DATA FOR THIS EXERCISE:
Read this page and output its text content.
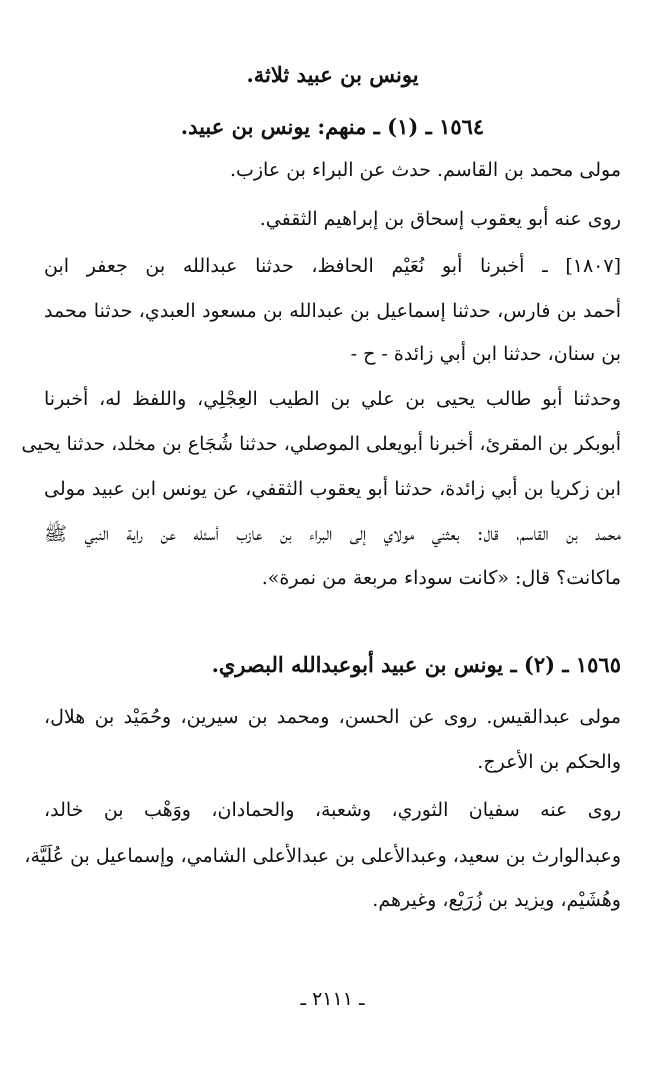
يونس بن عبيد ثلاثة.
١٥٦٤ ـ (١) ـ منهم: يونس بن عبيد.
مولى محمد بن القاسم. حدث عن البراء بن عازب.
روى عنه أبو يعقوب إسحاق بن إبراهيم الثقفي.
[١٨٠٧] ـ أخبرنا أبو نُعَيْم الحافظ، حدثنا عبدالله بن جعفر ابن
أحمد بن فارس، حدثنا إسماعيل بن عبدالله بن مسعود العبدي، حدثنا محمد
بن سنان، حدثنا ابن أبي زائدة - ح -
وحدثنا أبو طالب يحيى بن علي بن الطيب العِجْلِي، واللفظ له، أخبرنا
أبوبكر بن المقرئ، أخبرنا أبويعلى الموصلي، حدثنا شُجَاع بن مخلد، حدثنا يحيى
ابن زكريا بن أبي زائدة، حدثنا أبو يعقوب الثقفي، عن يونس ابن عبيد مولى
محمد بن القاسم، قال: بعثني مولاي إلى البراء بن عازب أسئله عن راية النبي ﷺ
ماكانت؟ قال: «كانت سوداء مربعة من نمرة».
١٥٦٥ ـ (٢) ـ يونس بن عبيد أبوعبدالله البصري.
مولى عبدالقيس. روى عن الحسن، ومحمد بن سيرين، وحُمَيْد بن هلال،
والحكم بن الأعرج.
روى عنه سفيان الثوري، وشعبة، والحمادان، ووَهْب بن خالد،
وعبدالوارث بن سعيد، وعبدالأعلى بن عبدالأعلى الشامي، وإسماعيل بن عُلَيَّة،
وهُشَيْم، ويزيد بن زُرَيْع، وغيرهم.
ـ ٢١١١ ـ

WHAT IS EXPECTED: All lines above with "عازب" in them should be returned.

COMPLETE RESPONSE:
مولى محمد بن القاسم. حدث عن البراء بن عازب.
محمد بن القاسم، قال: بعثني مولاي إلى البراء بن عازب أسئله عن راية النبي ﷺ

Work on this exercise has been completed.